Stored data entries
*-*-*

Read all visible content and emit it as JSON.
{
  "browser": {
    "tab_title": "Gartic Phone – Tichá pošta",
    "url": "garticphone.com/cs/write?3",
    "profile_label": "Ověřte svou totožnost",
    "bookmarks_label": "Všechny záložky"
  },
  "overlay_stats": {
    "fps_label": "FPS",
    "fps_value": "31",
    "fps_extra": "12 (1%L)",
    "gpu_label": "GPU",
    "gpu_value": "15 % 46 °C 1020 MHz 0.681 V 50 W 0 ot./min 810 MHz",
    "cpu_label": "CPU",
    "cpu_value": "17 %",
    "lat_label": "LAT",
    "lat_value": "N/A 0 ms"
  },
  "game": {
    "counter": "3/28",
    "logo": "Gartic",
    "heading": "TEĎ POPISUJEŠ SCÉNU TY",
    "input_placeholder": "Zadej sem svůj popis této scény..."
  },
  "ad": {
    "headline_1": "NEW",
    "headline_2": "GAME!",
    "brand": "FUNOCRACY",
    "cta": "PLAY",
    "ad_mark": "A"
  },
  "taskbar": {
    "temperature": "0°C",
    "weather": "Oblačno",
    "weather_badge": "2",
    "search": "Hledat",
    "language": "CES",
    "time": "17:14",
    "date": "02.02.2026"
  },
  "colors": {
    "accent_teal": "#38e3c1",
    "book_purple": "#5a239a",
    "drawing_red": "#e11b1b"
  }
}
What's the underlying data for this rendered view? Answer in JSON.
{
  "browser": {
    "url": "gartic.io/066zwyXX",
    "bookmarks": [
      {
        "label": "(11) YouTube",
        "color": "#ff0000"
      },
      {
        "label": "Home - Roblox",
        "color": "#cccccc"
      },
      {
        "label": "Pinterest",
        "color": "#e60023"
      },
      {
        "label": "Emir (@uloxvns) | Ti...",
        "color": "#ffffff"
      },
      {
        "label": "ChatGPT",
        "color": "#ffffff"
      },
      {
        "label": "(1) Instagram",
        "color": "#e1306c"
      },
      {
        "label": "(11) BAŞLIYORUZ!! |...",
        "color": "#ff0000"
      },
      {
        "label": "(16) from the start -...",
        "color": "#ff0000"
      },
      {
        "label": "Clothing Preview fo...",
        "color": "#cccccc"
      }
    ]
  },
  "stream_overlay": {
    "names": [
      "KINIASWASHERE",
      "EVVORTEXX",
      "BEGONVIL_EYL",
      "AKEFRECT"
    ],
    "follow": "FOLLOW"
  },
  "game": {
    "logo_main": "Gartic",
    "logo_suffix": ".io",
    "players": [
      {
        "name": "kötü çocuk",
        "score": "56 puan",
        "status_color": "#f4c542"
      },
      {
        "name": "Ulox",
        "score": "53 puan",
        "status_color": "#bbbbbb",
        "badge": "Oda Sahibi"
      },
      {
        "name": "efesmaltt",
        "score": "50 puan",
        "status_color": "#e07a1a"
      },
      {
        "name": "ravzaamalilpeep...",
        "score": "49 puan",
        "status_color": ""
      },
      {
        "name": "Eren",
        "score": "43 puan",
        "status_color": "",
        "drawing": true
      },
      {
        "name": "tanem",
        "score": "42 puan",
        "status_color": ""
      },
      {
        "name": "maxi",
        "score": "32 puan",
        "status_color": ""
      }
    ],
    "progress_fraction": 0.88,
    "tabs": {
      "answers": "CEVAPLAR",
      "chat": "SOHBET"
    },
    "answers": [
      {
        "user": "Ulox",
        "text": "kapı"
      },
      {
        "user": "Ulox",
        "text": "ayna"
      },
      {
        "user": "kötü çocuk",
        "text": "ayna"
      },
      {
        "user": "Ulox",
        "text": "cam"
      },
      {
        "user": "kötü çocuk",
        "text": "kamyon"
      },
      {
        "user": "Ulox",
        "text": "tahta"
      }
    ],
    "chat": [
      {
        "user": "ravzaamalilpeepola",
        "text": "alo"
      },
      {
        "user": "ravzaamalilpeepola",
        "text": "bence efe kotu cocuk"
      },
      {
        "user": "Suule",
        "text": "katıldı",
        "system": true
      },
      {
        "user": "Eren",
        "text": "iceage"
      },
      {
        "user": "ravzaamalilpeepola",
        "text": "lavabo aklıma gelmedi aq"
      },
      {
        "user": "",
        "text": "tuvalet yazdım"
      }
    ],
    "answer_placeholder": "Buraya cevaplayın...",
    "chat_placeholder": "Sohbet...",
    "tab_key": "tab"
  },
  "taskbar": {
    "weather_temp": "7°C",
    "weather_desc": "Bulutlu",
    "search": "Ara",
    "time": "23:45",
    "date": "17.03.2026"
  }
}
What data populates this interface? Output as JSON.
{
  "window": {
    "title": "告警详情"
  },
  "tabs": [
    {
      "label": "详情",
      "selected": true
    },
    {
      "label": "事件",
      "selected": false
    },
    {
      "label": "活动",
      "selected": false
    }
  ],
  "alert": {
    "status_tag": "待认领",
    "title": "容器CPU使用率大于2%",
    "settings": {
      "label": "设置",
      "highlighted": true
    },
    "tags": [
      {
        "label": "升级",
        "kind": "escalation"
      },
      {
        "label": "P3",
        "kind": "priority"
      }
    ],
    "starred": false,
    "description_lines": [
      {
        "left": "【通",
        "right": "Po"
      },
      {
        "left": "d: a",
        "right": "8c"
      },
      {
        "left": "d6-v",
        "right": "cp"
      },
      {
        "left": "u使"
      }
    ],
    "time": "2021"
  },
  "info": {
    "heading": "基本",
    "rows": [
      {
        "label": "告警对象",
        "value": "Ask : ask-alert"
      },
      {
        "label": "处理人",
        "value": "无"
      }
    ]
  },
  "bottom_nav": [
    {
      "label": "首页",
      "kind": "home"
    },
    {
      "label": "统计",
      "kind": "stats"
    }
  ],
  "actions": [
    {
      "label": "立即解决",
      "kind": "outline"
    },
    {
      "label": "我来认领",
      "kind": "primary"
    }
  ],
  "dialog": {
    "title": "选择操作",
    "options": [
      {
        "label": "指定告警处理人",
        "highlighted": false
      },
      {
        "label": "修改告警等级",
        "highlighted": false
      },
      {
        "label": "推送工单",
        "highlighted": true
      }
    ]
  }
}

*-*-*

= GOAL =
Transcribe all of the material exactly. Omit nothing.

= RESPONSE TO THE EXERCISE =
Read all visible content and emit it as JSON.
{
  "browser": {
    "tab_title": "Gartic Phone – Tichá pošta",
    "url": "garticphone.com/cs/write?3",
    "profile_label": "Ověřte svou totožnost",
    "bookmarks_label": "Všechny záložky"
  },
  "overlay_stats": {
    "fps_label": "FPS",
    "fps_value": "31",
    "fps_extra": "12 (1%L)",
    "gpu_label": "GPU",
    "gpu_value": "15 % 46 °C 1020 MHz 0.681 V 50 W 0 ot./min 810 MHz",
    "cpu_label": "CPU",
    "cpu_value": "17 %",
    "lat_label": "LAT",
    "lat_value": "N/A 0 ms"
  },
  "game": {
    "counter": "3/28",
    "logo": "Gartic",
    "heading": "TEĎ POPISUJEŠ SCÉNU TY",
    "input_placeholder": "Zadej sem svůj popis této scény..."
  },
  "ad": {
    "headline_1": "NEW",
    "headline_2": "GAME!",
    "brand": "FUNOCRACY",
    "cta": "PLAY",
    "ad_mark": "A"
  },
  "taskbar": {
    "temperature": "0°C",
    "weather": "Oblačno",
    "weather_badge": "2",
    "search": "Hledat",
    "language": "CES",
    "time": "17:14",
    "date": "02.02.2026"
  },
  "colors": {
    "accent_teal": "#38e3c1",
    "book_purple": "#5a239a",
    "drawing_red": "#e11b1b"
  }
}
What's the underlying data for this rendered view? Answer in JSON.
{
  "browser": {
    "url": "gartic.io/066zwyXX",
    "bookmarks": [
      {
        "label": "(11) YouTube",
        "color": "#ff0000"
      },
      {
        "label": "Home - Roblox",
        "color": "#cccccc"
      },
      {
        "label": "Pinterest",
        "color": "#e60023"
      },
      {
        "label": "Emir (@uloxvns) | Ti...",
        "color": "#ffffff"
      },
      {
        "label": "ChatGPT",
        "color": "#ffffff"
      },
      {
        "label": "(1) Instagram",
        "color": "#e1306c"
      },
      {
        "label": "(11) BAŞLIYORUZ!! |...",
        "color": "#ff0000"
      },
      {
        "label": "(16) from the start -...",
        "color": "#ff0000"
      },
      {
        "label": "Clothing Preview fo...",
        "color": "#cccccc"
      }
    ]
  },
  "stream_overlay": {
    "names": [
      "KINIASWASHERE",
      "EVVORTEXX",
      "BEGONVIL_EYL",
      "AKEFRECT"
    ],
    "follow": "FOLLOW"
  },
  "game": {
    "logo_main": "Gartic",
    "logo_suffix": ".io",
    "players": [
      {
        "name": "kötü çocuk",
        "score": "56 puan",
        "status_color": "#f4c542"
      },
      {
        "name": "Ulox",
        "score": "53 puan",
        "status_color": "#bbbbbb",
        "badge": "Oda Sahibi"
      },
      {
        "name": "efesmaltt",
        "score": "50 puan",
        "status_color": "#e07a1a"
      },
      {
        "name": "ravzaamalilpeep...",
        "score": "49 puan",
        "status_color": ""
      },
      {
        "name": "Eren",
        "score": "43 puan",
        "status_color": "",
        "drawing": true
      },
      {
        "name": "tanem",
        "score": "42 puan",
        "status_color": ""
      },
      {
        "name": "maxi",
        "score": "32 puan",
        "status_color": ""
      }
    ],
    "progress_fraction": 0.88,
    "tabs": {
      "answers": "CEVAPLAR",
      "chat": "SOHBET"
    },
    "answers": [
      {
        "user": "Ulox",
        "text": "kapı"
      },
      {
        "user": "Ulox",
        "text": "ayna"
      },
      {
        "user": "kötü çocuk",
        "text": "ayna"
      },
      {
        "user": "Ulox",
        "text": "cam"
      },
      {
        "user": "kötü çocuk",
        "text": "kamyon"
      },
      {
        "user": "Ulox",
        "text": "tahta"
      }
    ],
    "chat": [
      {
        "user": "ravzaamalilpeepola",
        "text": "alo"
      },
      {
        "user": "ravzaamalilpeepola",
        "text": "bence efe kotu cocuk"
      },
      {
        "user": "Suule",
        "text": "katıldı",
        "system": true
      },
      {
        "user": "Eren",
        "text": "iceage"
      },
      {
        "user": "ravzaamalilpeepola",
        "text": "lavabo aklıma gelmedi aq"
      },
      {
        "user": "",
        "text": "tuvalet yazdım"
      }
    ],
    "answer_placeholder": "Buraya cevaplayın...",
    "chat_placeholder": "Sohbet...",
    "tab_key": "tab"
  },
  "taskbar": {
    "weather_temp": "7°C",
    "weather_desc": "Bulutlu",
    "search": "Ara",
    "time": "23:45",
    "date": "17.03.2026"
  }
}
What data populates this interface? Output as JSON.
{
  "window": {
    "title": "告警详情"
  },
  "tabs": [
    {
      "label": "详情",
      "selected": true
    },
    {
      "label": "事件",
      "selected": false
    },
    {
      "label": "活动",
      "selected": false
    }
  ],
  "alert": {
    "status_tag": "待认领",
    "title": "容器CPU使用率大于2%",
    "settings": {
      "label": "设置",
      "highlighted": true
    },
    "tags": [
      {
        "label": "升级",
        "kind": "escalation"
      },
      {
        "label": "P3",
        "kind": "priority"
      }
    ],
    "starred": false,
    "description_lines": [
      {
        "left": "【通",
        "right": "Po"
      },
      {
        "left": "d: a",
        "right": "8c"
      },
      {
        "left": "d6-v",
        "right": "cp"
      },
      {
        "left": "u使"
      }
    ],
    "time": "2021"
  },
  "info": {
    "heading": "基本",
    "rows": [
      {
        "label": "告警对象",
        "value": "Ask : ask-alert"
      },
      {
        "label": "处理人",
        "value": "无"
      }
    ]
  },
  "bottom_nav": [
    {
      "label": "首页",
      "kind": "home"
    },
    {
      "label": "统计",
      "kind": "stats"
    }
  ],
  "actions": [
    {
      "label": "立即解决",
      "kind": "outline"
    },
    {
      "label": "我来认领",
      "kind": "primary"
    }
  ],
  "dialog": {
    "title": "选择操作",
    "options": [
      {
        "label": "指定告警处理人",
        "highlighted": false
      },
      {
        "label": "修改告警等级",
        "highlighted": false
      },
      {
        "label": "推送工单",
        "highlighted": true
      }
    ]
  }
}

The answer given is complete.